> **Task objective**:
Reproduce the material below word for word, line by line, in the same order.

> **Given entries**:
┌────────
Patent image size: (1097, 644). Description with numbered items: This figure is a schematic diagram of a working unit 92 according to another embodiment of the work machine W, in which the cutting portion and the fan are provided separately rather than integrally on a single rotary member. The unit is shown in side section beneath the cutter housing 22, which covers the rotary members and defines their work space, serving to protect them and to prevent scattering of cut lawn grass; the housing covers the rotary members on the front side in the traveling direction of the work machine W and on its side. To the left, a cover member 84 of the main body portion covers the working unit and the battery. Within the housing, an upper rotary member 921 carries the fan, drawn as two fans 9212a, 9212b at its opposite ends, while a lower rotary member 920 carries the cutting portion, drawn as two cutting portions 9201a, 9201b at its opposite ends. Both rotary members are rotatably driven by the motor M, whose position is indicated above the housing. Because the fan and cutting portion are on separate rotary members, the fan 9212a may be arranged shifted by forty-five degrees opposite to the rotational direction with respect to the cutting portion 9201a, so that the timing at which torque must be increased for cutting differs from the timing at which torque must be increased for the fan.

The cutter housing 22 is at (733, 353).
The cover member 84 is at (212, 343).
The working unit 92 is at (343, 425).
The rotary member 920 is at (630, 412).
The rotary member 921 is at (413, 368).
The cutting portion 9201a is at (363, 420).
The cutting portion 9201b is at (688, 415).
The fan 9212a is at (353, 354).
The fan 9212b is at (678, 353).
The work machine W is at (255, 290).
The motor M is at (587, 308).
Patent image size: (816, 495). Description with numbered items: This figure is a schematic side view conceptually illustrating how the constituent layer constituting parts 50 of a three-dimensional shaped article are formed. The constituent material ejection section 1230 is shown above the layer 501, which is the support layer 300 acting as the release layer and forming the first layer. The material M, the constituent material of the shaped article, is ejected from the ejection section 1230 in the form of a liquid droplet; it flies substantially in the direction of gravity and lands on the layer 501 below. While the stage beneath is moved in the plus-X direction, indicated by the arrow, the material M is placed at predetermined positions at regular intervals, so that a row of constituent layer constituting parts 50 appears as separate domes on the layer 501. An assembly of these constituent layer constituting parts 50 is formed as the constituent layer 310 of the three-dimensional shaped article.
└────────
> **Response to the exercise**:
Patent image size: (1097, 644). Description with numbered items: This figure is a schematic diagram of a working unit 92 according to another embodiment of the work machine W, in which the cutting portion and the fan are provided separately rather than integrally on a single rotary member. The unit is shown in side section beneath the cutter housing 22, which covers the rotary members and defines their work space, serving to protect them and to prevent scattering of cut lawn grass; the housing covers the rotary members on the front side in the traveling direction of the work machine W and on its side. To the left, a cover member 84 of the main body portion covers the working unit and the battery. Within the housing, an upper rotary member 921 carries the fan, drawn as two fans 9212a, 9212b at its opposite ends, while a lower rotary member 920 carries the cutting portion, drawn as two cutting portions 9201a, 9201b at its opposite ends. Both rotary members are rotatably driven by the motor M, whose position is indicated above the housing. Because the fan and cutting portion are on separate rotary members, the fan 9212a may be arranged shifted by forty-five degrees opposite to the rotational direction with respect to the cutting portion 9201a, so that the timing at which torque must be increased for cutting differs from the timing at which torque must be increased for the fan.

The cutter housing 22 is at (733, 353).
The cover member 84 is at (212, 343).
The working unit 92 is at (343, 425).
The rotary member 920 is at (630, 412).
The rotary member 921 is at (413, 368).
The cutting portion 9201a is at (363, 420).
The cutting portion 9201b is at (688, 415).
The fan 9212a is at (353, 354).
The fan 9212b is at (678, 353).
The work machine W is at (255, 290).
The motor M is at (587, 308).
Patent image size: (816, 495). Description with numbered items: This figure is a schematic side view conceptually illustrating how the constituent layer constituting parts 50 of a three-dimensional shaped article are formed. The constituent material ejection section 1230 is shown above the layer 501, which is the support layer 300 acting as the release layer and forming the first layer. The material M, the constituent material of the shaped article, is ejected from the ejection section 1230 in the form of a liquid droplet; it flies substantially in the direction of gravity and lands on the layer 501 below. While the stage beneath is moved in the plus-X direction, indicated by the arrow, the material M is placed at predetermined positions at regular intervals, so that a row of constituent layer constituting parts 50 appears as separate domes on the layer 501. An assembly of these constituent layer constituting parts 50 is formed as the constituent layer 310 of the three-dimensional shaped article.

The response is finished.